[Stored dataset items]
* * * *
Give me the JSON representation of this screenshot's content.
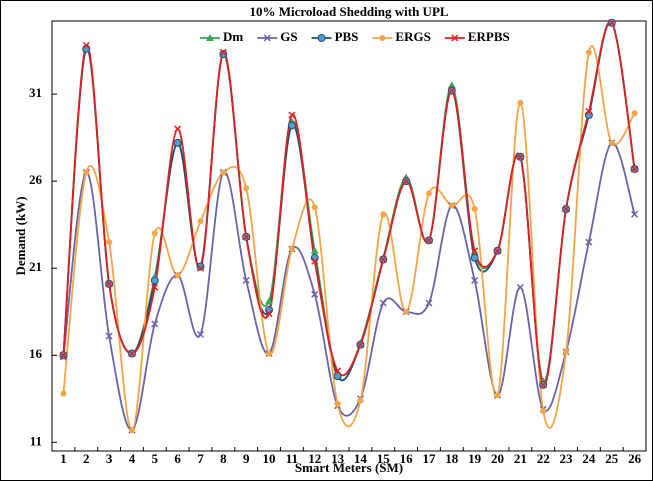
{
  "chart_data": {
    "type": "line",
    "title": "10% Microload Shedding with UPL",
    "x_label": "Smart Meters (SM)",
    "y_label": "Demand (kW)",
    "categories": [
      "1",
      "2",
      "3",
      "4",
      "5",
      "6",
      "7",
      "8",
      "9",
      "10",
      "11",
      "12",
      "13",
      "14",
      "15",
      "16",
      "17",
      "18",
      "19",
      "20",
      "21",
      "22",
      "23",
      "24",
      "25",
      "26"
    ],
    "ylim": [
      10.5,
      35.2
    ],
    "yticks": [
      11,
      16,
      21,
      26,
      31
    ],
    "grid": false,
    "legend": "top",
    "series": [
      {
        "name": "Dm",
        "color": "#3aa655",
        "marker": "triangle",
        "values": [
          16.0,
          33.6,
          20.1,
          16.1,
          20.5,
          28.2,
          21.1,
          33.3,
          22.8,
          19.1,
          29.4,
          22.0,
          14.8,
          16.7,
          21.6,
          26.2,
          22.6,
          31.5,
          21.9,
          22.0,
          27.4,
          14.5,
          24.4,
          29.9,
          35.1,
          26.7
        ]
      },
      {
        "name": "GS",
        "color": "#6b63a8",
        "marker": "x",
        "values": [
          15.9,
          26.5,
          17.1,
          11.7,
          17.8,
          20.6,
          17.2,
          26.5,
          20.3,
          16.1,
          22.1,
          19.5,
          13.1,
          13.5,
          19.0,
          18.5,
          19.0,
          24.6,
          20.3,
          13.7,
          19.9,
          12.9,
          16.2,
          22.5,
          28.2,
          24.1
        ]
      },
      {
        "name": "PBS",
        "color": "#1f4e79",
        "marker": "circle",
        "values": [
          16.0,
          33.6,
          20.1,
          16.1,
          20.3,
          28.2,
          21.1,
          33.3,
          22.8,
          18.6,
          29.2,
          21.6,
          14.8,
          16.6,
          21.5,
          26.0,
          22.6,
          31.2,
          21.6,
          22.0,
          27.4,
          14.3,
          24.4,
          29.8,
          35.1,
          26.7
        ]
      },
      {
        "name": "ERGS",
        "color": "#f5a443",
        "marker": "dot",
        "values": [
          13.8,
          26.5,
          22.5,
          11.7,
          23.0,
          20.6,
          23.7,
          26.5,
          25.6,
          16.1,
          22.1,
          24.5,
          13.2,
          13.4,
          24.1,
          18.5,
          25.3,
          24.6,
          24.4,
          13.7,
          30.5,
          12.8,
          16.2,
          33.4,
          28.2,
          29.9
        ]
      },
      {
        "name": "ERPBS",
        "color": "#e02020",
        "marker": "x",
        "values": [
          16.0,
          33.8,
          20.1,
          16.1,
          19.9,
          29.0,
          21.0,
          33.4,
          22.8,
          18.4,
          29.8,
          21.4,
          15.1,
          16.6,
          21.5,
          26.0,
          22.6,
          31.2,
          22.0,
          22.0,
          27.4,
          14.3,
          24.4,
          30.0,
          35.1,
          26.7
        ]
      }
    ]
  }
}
* * * *
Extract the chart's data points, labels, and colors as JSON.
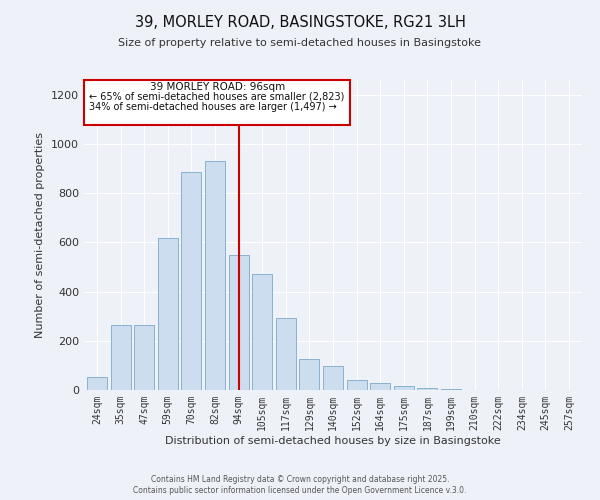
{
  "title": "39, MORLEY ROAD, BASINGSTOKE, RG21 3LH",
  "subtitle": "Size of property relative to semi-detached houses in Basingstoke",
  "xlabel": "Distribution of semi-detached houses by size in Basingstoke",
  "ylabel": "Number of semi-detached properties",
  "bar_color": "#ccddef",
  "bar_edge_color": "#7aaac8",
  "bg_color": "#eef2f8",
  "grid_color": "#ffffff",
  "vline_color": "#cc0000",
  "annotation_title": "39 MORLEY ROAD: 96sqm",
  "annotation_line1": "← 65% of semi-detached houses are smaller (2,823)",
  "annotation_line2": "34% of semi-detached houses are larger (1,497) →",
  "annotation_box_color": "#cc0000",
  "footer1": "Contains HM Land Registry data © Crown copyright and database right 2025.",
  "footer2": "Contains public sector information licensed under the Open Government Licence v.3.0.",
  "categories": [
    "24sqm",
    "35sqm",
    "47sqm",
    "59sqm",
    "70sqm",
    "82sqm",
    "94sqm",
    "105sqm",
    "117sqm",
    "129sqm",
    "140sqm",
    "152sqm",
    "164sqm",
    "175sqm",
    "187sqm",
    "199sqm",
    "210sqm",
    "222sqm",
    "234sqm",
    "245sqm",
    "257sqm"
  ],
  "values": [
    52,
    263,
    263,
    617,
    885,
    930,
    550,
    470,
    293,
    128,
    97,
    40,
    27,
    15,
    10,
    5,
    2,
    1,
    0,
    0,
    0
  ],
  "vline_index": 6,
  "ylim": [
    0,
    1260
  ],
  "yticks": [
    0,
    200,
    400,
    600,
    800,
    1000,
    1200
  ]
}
* * * *
AIM:
Say how many lines of the data include the string "semi". Nothing other than the number should be given.

ANSWER TO THIS PROBLEM:
5